┌──

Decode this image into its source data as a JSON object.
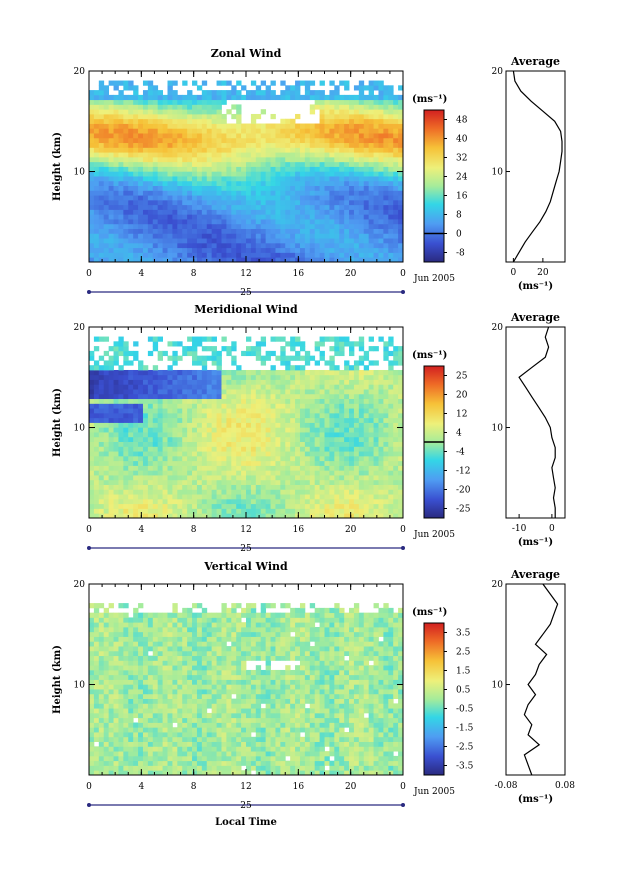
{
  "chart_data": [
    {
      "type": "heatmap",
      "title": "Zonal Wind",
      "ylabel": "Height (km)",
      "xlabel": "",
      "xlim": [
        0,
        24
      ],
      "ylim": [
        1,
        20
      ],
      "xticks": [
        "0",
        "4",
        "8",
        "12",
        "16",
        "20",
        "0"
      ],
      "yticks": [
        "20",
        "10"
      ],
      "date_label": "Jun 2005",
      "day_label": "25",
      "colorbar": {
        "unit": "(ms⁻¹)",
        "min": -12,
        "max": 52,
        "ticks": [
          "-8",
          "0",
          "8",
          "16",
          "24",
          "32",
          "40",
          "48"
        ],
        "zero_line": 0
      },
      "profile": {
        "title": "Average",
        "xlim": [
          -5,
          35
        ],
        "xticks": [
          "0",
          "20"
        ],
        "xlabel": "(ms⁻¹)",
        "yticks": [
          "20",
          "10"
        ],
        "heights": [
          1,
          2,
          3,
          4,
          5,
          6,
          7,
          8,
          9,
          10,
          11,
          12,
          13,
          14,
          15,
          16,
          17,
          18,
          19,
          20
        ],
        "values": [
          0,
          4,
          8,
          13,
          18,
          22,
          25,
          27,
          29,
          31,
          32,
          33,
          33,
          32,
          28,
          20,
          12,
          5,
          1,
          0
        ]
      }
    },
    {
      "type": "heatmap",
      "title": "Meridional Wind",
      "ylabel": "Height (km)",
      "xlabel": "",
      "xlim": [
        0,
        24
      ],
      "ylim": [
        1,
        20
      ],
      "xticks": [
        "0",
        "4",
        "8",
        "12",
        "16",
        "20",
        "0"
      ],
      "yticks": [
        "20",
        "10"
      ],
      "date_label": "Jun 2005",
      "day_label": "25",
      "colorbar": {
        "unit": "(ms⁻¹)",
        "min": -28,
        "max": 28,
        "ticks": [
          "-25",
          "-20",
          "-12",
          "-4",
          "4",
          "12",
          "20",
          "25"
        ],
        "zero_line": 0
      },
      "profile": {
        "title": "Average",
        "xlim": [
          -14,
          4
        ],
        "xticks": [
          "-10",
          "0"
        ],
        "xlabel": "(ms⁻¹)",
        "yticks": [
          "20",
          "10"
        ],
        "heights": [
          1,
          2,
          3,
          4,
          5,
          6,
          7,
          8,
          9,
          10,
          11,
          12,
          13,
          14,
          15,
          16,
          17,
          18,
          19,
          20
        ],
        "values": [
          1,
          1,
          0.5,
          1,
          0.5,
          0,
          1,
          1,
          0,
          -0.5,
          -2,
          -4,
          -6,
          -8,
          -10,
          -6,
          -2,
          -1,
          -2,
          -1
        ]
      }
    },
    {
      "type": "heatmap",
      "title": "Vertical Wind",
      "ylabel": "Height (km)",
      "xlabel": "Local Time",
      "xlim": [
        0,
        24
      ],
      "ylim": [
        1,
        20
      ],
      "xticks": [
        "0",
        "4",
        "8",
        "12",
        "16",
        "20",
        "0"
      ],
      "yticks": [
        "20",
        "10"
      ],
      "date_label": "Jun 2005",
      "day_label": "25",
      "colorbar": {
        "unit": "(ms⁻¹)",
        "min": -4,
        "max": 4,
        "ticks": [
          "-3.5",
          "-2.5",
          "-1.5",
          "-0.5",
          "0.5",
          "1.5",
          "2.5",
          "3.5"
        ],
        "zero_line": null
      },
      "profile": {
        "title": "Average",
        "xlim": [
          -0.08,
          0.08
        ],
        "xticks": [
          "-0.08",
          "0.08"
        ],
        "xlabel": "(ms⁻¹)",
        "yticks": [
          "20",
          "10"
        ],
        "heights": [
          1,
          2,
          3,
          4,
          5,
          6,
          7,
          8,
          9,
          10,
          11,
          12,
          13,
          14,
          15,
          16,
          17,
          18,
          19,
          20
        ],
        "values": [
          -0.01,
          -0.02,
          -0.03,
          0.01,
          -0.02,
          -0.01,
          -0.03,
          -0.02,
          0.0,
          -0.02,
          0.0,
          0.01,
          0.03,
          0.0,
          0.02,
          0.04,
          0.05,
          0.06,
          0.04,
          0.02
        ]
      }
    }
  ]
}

└──
┌──

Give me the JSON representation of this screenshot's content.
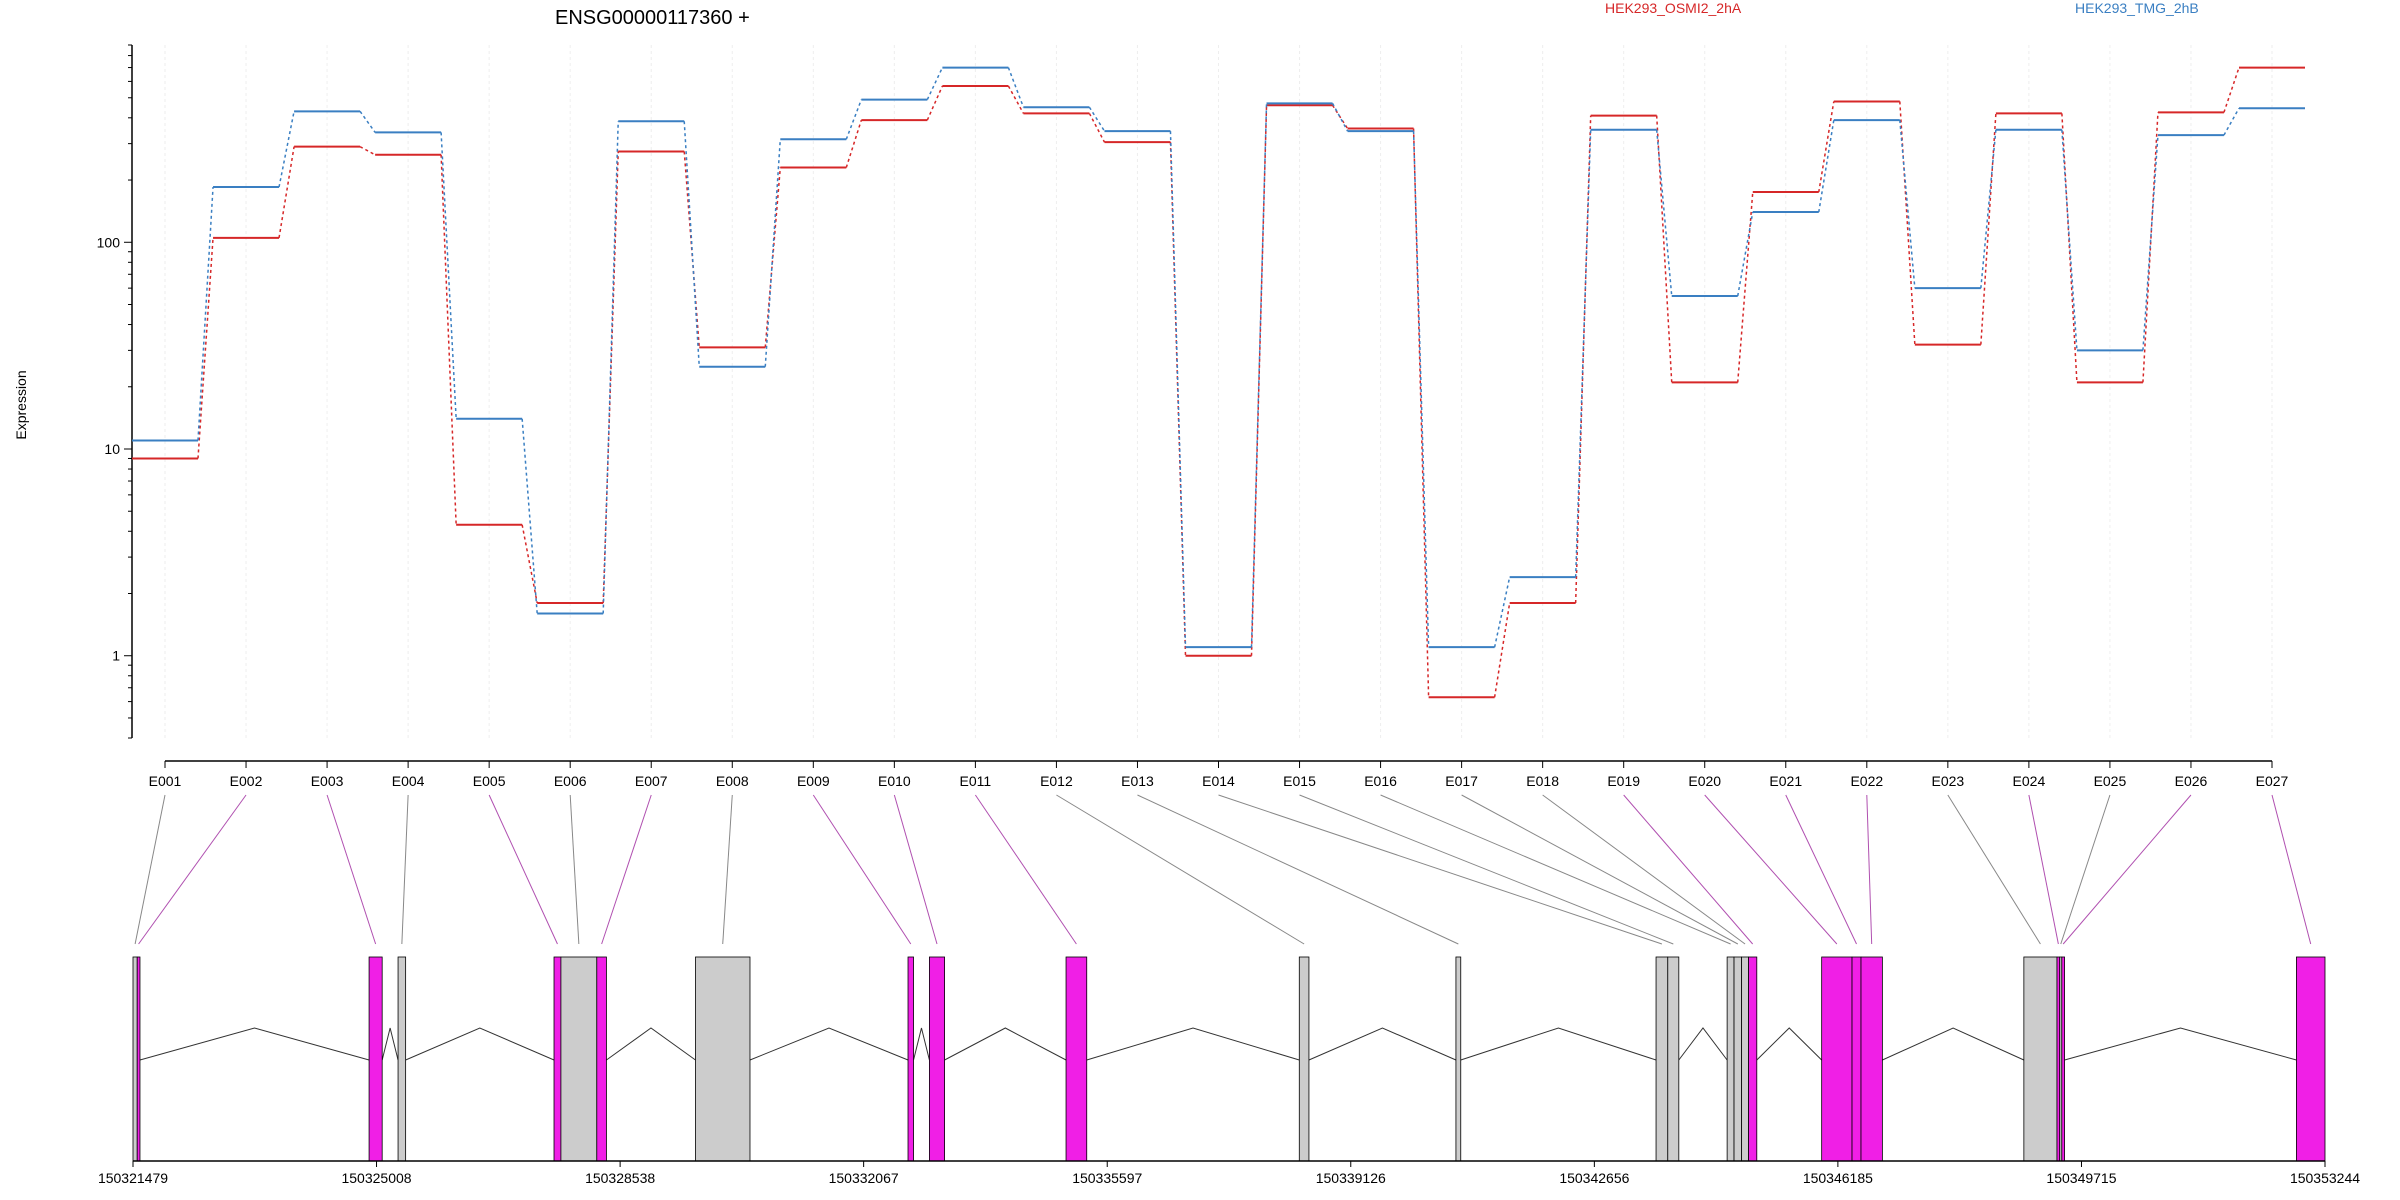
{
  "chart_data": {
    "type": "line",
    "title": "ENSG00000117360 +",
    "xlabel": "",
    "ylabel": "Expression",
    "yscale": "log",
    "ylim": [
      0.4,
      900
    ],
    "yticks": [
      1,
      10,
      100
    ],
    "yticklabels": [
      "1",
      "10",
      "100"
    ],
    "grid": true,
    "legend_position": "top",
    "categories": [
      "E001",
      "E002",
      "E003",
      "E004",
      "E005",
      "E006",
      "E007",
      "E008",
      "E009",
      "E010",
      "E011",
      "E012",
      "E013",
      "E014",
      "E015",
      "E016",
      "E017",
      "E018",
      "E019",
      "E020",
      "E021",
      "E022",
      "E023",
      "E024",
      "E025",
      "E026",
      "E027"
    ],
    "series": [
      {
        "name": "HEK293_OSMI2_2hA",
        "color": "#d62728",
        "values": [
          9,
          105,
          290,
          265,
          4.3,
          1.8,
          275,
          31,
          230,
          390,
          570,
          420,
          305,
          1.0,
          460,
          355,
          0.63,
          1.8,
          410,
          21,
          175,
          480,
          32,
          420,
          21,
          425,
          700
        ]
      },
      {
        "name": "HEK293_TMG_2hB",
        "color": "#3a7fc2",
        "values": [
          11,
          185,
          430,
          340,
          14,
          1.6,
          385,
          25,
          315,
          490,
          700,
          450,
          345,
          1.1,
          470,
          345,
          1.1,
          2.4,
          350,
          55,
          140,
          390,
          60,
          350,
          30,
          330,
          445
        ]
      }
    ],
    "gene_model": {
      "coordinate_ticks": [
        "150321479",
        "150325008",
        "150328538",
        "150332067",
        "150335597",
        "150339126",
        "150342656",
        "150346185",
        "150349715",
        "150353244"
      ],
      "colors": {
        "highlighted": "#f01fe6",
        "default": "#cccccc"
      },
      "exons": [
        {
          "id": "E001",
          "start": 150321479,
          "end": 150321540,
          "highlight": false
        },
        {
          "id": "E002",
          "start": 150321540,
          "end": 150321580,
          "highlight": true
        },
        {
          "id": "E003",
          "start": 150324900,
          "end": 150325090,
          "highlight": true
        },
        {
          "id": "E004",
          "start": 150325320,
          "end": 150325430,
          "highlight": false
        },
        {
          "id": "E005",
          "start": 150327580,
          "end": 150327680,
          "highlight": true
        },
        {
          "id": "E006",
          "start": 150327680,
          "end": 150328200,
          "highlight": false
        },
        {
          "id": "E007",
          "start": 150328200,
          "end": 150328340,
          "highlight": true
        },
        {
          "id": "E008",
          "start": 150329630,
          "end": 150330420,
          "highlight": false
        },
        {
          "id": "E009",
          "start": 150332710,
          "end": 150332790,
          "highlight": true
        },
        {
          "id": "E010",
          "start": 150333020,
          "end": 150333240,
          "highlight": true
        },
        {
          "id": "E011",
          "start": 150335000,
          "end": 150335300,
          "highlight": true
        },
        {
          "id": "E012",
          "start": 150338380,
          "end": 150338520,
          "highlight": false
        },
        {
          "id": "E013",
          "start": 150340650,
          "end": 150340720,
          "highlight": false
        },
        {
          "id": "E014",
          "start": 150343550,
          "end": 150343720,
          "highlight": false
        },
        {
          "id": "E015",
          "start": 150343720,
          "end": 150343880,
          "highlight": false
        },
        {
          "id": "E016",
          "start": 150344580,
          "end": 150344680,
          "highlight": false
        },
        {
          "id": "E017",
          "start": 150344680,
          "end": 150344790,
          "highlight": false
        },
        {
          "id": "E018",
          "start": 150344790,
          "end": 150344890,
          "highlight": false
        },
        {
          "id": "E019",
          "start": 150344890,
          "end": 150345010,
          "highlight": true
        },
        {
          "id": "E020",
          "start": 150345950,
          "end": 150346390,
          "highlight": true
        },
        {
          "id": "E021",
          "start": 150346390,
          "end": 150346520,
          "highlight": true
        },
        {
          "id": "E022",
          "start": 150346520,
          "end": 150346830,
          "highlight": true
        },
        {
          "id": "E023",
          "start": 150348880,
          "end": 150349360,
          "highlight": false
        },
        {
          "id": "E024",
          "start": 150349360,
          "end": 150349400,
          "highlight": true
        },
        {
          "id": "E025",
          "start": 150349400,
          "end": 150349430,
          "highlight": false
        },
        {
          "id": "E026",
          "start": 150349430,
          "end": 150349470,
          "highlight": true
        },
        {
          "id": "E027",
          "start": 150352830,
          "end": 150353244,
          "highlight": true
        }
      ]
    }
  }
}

└──
┌──

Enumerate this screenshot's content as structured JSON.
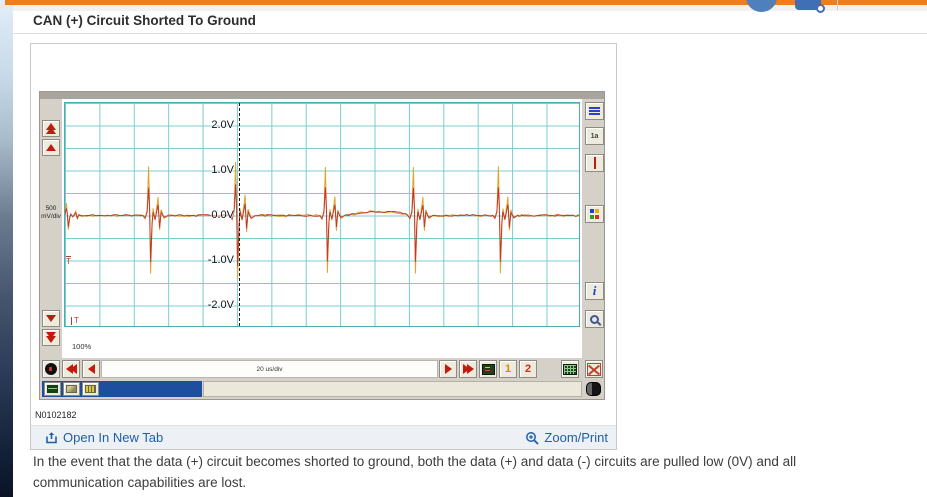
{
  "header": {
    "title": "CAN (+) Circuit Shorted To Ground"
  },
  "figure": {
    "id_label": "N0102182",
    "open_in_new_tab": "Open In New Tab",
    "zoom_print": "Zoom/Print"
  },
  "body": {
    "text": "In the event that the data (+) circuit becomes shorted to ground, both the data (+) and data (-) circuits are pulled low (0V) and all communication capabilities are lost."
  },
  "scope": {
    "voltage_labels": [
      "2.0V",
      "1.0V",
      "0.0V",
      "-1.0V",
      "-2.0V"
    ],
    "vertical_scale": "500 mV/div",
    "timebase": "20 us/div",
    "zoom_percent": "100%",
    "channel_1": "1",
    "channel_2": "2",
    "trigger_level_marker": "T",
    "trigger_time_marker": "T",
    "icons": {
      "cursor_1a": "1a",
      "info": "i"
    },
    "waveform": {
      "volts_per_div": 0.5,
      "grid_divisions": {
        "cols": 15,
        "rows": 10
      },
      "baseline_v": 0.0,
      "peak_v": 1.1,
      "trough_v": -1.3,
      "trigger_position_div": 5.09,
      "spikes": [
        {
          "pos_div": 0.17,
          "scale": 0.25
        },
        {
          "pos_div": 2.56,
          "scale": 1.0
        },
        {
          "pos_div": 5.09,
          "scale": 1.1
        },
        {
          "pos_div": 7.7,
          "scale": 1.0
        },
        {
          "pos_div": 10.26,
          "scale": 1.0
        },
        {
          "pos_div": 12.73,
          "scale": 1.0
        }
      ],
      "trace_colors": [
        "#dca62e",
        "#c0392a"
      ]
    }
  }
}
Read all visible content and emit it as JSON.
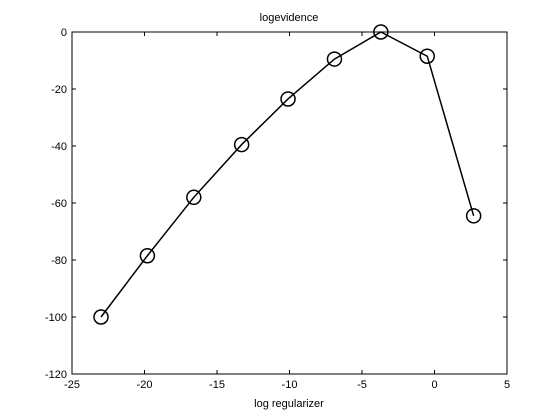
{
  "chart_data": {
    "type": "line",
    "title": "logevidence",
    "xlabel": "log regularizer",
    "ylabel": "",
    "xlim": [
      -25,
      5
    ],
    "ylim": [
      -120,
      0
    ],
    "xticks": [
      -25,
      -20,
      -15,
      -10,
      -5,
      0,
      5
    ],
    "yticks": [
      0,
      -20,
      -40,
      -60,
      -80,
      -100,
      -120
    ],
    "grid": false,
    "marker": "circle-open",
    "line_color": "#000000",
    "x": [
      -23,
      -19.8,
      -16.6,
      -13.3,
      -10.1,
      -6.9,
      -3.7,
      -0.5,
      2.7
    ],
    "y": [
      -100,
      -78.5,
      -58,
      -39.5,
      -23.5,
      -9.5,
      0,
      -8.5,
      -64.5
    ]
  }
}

└──

Scan the lines for the string "screenshot". Pick out every line that has it.

Give me the JSON representation of this screenshot's content.
Enumerate this screenshot's content as structured JSON.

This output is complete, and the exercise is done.